-- INSTRUCTION --
Give the lines again from the first one up to and including the line with "criteria-label: C xyxy=(5,500,36,551)", renaming every "criteria-cell" as "criterion-cell" and changing nothing else.

>> Begin

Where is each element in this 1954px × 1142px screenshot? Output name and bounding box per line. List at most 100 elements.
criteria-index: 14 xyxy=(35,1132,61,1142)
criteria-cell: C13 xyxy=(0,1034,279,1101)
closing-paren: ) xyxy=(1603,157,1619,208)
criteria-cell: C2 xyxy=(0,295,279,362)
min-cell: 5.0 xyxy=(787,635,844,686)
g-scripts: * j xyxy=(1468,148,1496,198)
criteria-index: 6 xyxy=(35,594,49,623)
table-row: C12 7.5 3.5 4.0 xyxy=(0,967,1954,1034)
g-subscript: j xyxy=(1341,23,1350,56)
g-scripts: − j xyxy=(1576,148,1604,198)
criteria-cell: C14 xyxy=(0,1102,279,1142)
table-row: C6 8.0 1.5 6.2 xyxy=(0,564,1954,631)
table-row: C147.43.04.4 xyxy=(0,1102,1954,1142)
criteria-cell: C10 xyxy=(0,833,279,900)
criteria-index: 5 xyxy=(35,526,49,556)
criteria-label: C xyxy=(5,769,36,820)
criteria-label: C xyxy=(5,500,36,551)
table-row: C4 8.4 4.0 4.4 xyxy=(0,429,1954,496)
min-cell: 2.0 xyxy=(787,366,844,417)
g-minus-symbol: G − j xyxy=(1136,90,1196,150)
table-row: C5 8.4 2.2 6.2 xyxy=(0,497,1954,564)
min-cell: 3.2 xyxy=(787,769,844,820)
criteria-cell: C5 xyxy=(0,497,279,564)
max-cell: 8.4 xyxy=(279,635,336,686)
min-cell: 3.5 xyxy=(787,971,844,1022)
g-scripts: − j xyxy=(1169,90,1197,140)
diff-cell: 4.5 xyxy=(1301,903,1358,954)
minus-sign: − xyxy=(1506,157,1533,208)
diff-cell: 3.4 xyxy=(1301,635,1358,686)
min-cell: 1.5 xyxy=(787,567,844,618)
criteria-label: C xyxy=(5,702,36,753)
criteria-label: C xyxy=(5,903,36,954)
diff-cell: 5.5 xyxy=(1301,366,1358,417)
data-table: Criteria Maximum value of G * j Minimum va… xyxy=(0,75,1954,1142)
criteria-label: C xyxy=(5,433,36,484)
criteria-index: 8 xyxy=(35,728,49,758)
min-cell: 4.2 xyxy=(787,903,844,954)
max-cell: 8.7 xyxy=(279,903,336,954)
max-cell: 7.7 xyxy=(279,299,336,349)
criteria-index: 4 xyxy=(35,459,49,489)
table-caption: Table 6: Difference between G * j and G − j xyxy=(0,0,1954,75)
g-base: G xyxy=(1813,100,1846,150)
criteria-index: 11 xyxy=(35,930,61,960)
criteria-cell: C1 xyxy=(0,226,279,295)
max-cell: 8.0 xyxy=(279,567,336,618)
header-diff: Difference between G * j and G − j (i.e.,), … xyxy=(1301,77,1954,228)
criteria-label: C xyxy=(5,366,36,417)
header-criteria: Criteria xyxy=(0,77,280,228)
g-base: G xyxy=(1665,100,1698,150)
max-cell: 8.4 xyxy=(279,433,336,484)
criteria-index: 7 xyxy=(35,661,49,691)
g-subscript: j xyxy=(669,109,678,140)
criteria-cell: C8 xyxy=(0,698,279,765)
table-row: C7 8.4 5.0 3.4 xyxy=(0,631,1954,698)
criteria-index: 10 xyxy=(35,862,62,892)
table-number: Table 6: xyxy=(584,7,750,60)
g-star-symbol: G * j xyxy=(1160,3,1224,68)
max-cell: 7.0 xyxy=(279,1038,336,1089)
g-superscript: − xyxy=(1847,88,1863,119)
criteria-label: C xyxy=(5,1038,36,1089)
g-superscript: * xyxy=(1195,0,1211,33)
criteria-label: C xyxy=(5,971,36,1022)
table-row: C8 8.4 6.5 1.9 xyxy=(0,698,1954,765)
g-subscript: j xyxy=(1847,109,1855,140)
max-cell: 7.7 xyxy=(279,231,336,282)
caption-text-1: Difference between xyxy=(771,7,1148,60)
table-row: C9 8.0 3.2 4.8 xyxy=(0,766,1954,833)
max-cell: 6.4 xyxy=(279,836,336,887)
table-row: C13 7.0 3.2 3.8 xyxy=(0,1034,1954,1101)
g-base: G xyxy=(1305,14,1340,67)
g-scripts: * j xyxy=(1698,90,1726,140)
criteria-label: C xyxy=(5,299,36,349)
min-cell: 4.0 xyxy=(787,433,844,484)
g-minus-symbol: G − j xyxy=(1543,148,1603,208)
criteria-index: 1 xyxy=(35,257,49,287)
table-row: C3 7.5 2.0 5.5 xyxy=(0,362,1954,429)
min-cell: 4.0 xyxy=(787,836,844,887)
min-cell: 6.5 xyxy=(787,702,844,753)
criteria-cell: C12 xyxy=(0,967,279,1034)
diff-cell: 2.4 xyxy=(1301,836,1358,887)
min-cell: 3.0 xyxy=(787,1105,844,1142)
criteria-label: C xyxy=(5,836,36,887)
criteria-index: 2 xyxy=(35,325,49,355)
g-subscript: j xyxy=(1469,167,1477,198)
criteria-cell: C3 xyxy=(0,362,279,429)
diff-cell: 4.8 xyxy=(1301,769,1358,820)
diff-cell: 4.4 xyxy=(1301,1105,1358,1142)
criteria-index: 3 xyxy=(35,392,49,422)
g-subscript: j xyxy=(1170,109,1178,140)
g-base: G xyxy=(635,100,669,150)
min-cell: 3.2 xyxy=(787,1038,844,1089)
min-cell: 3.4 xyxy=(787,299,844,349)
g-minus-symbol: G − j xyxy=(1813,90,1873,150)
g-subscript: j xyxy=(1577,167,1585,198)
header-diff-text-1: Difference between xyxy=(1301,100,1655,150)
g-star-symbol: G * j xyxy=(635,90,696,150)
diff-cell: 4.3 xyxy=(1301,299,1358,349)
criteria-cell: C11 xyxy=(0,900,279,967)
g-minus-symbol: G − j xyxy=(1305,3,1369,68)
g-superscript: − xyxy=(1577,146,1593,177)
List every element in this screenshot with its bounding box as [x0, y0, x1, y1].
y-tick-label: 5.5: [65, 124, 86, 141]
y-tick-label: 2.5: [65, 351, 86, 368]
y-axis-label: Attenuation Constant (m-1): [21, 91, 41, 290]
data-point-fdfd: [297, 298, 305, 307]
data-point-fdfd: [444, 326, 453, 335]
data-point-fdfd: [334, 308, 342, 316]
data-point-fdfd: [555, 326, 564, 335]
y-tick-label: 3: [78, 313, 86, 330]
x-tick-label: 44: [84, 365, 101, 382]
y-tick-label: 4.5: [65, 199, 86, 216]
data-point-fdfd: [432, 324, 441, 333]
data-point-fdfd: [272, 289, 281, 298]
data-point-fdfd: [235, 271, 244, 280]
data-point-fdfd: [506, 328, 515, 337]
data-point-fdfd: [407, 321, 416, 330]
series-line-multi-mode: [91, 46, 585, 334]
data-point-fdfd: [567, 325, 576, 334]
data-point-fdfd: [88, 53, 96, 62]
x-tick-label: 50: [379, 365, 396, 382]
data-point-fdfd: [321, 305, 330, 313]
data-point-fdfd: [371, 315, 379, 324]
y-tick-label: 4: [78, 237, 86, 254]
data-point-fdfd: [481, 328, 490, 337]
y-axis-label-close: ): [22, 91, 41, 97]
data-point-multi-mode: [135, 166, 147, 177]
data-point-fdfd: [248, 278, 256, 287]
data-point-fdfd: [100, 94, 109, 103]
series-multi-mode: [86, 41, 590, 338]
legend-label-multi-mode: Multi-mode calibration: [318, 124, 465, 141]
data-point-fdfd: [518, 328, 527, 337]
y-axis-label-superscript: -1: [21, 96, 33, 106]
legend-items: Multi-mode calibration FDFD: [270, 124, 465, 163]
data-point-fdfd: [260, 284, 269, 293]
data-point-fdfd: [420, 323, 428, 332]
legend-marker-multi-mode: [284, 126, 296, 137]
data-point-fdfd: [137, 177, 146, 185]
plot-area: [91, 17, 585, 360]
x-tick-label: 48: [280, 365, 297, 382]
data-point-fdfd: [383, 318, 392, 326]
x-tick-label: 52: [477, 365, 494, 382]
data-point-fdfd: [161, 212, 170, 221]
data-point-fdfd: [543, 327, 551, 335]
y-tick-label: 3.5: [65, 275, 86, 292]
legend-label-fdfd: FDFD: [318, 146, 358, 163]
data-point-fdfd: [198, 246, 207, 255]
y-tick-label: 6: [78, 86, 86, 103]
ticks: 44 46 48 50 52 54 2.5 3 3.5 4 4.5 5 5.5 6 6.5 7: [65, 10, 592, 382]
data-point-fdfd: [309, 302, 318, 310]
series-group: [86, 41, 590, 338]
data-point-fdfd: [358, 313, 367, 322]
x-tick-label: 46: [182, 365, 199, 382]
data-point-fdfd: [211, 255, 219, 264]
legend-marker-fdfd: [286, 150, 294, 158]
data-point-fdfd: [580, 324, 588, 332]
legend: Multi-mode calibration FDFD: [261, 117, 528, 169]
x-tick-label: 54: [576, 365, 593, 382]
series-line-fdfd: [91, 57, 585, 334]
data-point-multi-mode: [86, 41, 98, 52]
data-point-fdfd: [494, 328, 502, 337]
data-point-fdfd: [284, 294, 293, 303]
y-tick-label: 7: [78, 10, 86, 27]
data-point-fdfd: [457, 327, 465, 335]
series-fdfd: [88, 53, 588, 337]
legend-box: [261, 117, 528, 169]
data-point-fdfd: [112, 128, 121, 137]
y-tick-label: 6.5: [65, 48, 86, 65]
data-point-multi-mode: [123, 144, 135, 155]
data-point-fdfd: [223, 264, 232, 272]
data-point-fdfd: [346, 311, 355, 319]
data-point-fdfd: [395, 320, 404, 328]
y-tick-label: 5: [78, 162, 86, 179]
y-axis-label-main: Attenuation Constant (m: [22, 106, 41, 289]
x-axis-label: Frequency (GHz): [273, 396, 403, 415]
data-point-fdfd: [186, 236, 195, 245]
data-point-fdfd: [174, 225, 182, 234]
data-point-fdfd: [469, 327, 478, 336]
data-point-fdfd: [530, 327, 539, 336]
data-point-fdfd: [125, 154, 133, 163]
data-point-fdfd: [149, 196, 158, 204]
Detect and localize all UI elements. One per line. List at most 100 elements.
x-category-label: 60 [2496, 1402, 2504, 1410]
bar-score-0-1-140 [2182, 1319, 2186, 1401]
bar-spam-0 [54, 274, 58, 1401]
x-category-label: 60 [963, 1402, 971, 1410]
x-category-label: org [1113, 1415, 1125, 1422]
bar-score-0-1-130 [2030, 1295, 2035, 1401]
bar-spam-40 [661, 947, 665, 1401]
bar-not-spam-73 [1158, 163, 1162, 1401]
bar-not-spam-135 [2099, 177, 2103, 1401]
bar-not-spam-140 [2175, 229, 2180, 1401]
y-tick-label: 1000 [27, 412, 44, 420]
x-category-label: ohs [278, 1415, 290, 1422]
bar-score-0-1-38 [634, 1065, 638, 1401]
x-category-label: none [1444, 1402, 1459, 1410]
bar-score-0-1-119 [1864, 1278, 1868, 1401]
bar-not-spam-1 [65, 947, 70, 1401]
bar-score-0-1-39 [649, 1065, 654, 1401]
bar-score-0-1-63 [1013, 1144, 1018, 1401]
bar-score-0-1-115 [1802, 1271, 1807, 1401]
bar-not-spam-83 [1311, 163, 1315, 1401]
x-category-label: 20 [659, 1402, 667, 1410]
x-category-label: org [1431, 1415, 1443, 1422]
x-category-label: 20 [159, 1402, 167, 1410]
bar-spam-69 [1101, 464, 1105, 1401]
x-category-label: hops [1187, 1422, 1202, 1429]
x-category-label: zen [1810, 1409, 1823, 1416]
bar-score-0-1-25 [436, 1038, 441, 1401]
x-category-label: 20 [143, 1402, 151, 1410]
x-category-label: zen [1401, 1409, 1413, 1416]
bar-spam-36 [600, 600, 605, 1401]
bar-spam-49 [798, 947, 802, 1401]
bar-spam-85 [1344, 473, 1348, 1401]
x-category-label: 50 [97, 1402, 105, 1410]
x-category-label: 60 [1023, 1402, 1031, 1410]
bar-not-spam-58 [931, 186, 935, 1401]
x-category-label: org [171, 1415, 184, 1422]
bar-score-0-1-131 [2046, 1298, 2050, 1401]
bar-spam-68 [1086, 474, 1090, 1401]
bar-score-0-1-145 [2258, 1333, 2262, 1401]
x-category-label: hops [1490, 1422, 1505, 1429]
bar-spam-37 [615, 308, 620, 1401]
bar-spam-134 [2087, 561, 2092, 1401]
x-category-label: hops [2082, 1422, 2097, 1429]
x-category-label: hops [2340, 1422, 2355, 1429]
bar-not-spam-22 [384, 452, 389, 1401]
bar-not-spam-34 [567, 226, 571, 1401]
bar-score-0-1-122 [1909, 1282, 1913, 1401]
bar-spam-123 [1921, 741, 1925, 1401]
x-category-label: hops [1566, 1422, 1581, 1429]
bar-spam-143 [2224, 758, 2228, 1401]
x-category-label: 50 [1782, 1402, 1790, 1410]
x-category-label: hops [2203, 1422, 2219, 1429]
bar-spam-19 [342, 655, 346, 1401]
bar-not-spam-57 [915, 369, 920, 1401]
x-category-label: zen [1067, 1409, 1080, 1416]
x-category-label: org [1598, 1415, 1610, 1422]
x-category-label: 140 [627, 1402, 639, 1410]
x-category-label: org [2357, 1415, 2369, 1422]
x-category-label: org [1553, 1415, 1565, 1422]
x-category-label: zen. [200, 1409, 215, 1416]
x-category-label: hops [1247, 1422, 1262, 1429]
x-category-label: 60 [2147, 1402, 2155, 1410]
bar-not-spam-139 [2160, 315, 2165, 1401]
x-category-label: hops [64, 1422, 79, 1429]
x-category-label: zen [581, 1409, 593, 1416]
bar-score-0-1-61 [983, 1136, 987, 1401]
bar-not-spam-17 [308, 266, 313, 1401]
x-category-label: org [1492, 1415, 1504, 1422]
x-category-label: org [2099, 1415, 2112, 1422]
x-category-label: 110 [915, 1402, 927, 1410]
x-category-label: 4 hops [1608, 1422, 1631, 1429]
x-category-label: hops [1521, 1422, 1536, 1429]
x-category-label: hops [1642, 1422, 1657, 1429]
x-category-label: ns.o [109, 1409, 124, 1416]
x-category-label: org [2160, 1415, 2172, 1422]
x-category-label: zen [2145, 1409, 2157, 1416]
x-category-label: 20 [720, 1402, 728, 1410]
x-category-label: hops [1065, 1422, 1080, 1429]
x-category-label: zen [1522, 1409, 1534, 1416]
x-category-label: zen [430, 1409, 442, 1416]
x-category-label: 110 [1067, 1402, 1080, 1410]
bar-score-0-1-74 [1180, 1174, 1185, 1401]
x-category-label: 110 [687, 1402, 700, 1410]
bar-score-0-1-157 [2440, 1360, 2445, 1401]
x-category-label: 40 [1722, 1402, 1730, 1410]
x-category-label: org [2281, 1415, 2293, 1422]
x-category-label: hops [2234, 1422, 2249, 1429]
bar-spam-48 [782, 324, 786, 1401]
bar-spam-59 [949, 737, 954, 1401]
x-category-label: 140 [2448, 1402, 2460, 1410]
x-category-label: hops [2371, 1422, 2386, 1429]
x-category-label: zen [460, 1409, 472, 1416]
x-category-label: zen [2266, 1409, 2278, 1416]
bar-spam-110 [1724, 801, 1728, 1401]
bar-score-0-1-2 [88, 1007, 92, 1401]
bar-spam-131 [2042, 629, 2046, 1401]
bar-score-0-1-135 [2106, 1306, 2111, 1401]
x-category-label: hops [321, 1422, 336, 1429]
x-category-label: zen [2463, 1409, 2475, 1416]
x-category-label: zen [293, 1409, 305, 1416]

>> End

-- EXERCISE ANSWER --
Where is each element in this 1954px × 1142px screenshot? Output name and bounding box per line. List at most 100 elements.
criteria-index: 14 xyxy=(35,1132,61,1142)
criterion-cell: C13 xyxy=(0,1034,279,1101)
closing-paren: ) xyxy=(1603,157,1619,208)
criterion-cell: C2 xyxy=(0,295,279,362)
min-cell: 5.0 xyxy=(787,635,844,686)
g-scripts: * j xyxy=(1468,148,1496,198)
criteria-index: 6 xyxy=(35,594,49,623)
table-row: C12 7.5 3.5 4.0 xyxy=(0,967,1954,1034)
g-subscript: j xyxy=(1341,23,1350,56)
g-scripts: − j xyxy=(1576,148,1604,198)
criterion-cell: C14 xyxy=(0,1102,279,1142)
table-row: C6 8.0 1.5 6.2 xyxy=(0,564,1954,631)
table-row: C147.43.04.4 xyxy=(0,1102,1954,1142)
criterion-cell: C10 xyxy=(0,833,279,900)
criteria-index: 5 xyxy=(35,526,49,556)
criteria-label: C xyxy=(5,769,36,820)
criteria-label: C xyxy=(5,500,36,551)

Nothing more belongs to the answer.